## GIVEN TASK
Spot each line that carries the word "Curvature"; copy those lines.

## Items from a figure collection

# # # # #

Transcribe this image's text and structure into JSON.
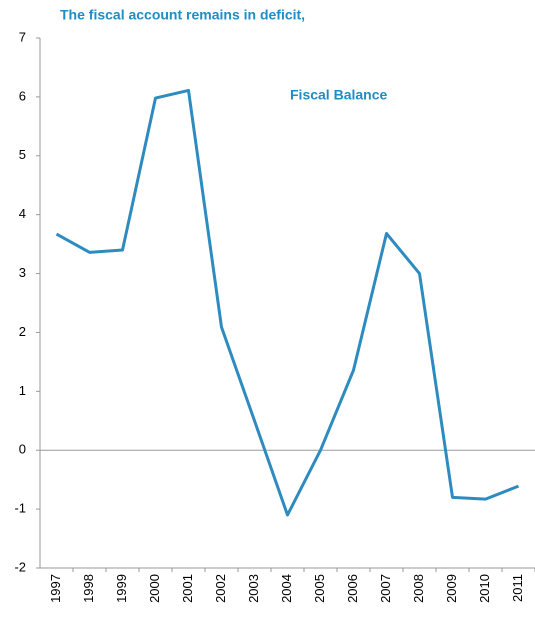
{
  "chart_data": {
    "type": "line",
    "title": "The fiscal account remains in deficit,",
    "annotation": "Fiscal Balance",
    "categories": [
      "1997",
      "1998",
      "1999",
      "2000",
      "2001",
      "2002",
      "2003",
      "2004",
      "2005",
      "2006",
      "2007",
      "2008",
      "2009",
      "2010",
      "2011"
    ],
    "series": [
      {
        "name": "Fiscal Balance",
        "color": "#2e8bc0",
        "values": [
          3.67,
          3.36,
          3.4,
          5.98,
          6.11,
          2.09,
          0.5,
          -1.1,
          0.0,
          1.36,
          3.68,
          3.0,
          -0.8,
          -0.83,
          -0.61
        ]
      }
    ],
    "ylim": [
      -2,
      7
    ],
    "yticks": [
      -2,
      -1,
      0,
      1,
      2,
      3,
      4,
      5,
      6,
      7
    ],
    "grid": false
  }
}
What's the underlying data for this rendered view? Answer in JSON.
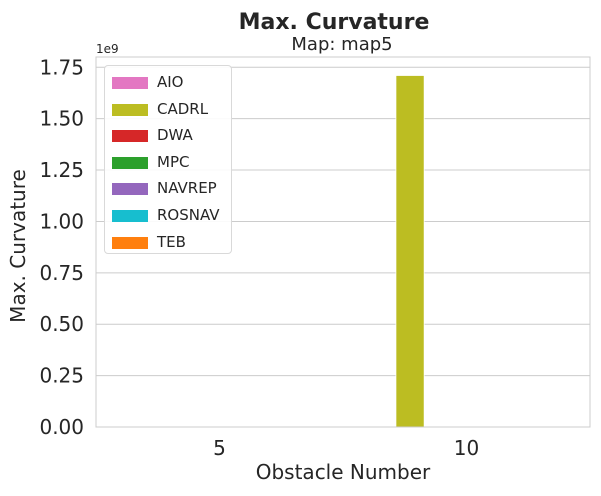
{
  "chart_data": {
    "type": "bar",
    "title": "Max. Curvature",
    "subtitle": "Map: map5",
    "xlabel": "Obstacle Number",
    "ylabel": "Max. Curvature",
    "y_offset_label": "1e9",
    "categories": [
      "5",
      "10"
    ],
    "ylim": [
      0,
      1.8
    ],
    "yticks": [
      "0.00",
      "0.25",
      "0.50",
      "0.75",
      "1.00",
      "1.25",
      "1.50",
      "1.75"
    ],
    "grid": true,
    "legend_position": "top-left",
    "series": [
      {
        "name": "AIO",
        "color": "#e377c2",
        "values": [
          0,
          0
        ]
      },
      {
        "name": "CADRL",
        "color": "#bcbd22",
        "values": [
          0,
          1.71
        ]
      },
      {
        "name": "DWA",
        "color": "#d62728",
        "values": [
          0,
          0
        ]
      },
      {
        "name": "MPC",
        "color": "#2ca02c",
        "values": [
          0,
          0
        ]
      },
      {
        "name": "NAVREP",
        "color": "#9467bd",
        "values": [
          0,
          0
        ]
      },
      {
        "name": "ROSNAV",
        "color": "#17becf",
        "values": [
          0,
          0
        ]
      },
      {
        "name": "TEB",
        "color": "#ff7f0e",
        "values": [
          0,
          0
        ]
      }
    ]
  }
}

# # # # #

## EXERCISE ANSWER
    "title": "Max. Curvature",
    "ylabel": "Max. Curvature",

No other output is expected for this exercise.